→ **Goal**
Note each line where "name" appears, and copy it.
-------------------------
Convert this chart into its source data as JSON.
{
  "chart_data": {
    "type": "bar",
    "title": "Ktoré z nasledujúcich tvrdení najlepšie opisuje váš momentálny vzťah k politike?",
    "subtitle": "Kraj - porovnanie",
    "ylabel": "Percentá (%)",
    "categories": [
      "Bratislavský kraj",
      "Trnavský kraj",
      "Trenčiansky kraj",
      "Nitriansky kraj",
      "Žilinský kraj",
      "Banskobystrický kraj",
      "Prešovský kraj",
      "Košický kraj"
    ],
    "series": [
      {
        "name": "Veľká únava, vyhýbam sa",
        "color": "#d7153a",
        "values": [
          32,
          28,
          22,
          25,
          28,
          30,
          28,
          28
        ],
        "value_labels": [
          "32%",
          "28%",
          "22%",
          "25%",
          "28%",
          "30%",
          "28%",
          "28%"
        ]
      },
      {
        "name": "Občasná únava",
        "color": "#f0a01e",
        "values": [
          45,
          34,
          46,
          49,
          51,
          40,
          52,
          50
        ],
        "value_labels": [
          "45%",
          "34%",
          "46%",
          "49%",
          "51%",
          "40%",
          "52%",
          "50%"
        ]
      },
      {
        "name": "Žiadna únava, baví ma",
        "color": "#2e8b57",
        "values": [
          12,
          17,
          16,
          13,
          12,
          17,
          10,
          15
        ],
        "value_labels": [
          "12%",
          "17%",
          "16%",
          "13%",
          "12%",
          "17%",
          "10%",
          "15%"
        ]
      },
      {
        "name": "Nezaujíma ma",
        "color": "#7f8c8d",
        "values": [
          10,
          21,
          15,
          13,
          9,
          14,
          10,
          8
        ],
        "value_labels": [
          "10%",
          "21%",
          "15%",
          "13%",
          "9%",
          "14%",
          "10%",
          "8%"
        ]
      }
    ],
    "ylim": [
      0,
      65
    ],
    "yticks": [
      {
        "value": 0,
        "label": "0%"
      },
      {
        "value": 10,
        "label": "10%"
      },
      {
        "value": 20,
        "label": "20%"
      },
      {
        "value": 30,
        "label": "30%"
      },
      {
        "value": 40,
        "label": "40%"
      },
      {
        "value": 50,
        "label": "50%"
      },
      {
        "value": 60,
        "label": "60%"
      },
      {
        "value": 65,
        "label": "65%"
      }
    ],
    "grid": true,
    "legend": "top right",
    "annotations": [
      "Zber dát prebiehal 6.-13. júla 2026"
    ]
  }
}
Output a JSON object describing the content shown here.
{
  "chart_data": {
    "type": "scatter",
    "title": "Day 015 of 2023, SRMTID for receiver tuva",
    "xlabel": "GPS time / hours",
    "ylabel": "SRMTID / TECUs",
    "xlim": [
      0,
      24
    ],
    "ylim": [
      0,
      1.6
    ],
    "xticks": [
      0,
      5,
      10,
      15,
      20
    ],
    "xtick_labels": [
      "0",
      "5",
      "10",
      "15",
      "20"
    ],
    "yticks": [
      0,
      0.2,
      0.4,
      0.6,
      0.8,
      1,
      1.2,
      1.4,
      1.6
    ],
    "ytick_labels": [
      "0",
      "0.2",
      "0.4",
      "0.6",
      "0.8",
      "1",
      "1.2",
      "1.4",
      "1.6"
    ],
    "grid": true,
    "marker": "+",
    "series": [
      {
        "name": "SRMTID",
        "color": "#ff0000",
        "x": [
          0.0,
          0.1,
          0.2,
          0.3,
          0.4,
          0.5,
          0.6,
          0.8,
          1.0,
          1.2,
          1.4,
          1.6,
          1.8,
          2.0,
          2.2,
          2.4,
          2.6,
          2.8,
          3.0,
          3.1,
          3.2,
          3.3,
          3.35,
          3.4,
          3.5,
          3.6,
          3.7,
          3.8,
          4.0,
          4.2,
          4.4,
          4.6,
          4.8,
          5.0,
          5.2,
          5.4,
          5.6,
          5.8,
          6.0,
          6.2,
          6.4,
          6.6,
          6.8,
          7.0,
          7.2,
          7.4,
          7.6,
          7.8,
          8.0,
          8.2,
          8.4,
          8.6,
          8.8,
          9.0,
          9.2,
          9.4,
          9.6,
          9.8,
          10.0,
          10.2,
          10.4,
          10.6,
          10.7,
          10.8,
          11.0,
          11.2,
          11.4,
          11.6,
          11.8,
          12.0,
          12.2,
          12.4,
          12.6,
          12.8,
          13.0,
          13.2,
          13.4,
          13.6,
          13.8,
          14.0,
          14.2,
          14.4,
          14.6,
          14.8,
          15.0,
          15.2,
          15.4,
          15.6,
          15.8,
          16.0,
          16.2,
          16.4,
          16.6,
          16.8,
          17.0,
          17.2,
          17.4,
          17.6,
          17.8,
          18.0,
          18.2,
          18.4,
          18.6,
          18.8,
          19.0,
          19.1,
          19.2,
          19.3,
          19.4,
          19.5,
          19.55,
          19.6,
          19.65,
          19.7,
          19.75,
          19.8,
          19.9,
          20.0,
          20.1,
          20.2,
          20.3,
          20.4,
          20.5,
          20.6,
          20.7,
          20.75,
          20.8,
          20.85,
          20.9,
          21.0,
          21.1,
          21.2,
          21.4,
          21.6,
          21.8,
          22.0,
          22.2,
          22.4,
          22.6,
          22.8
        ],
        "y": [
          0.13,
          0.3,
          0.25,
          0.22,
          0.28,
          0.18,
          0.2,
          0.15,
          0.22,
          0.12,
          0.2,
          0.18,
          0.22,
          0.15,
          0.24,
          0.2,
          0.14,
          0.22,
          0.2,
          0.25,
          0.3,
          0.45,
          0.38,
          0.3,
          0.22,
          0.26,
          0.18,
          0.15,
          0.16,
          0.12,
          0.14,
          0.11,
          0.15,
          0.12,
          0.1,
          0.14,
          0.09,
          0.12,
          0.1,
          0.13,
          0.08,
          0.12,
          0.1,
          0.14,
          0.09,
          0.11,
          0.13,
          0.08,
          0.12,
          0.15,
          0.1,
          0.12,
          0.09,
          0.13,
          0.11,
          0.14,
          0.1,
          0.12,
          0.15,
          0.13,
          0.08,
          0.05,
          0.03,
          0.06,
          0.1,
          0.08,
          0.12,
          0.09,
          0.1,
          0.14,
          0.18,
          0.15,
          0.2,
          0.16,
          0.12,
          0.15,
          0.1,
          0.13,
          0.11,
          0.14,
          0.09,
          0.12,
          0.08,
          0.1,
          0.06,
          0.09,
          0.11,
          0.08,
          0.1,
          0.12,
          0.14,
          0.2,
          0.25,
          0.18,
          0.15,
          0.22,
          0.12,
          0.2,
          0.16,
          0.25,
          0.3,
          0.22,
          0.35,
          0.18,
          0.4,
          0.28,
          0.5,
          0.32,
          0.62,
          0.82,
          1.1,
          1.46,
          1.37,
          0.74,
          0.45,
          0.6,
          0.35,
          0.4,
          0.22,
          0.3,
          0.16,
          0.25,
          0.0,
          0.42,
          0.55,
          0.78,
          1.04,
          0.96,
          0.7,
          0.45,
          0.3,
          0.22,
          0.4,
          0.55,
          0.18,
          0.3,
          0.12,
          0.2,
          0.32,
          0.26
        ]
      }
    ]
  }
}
-------------------------
→ **Solved exercise**
        "name": "Veľká únava, vyhýbam sa",
        "name": "Občasná únava",
        "name": "Žiadna únava, baví ma",
        "name": "Nezaujíma ma",
        "name": "SRMTID",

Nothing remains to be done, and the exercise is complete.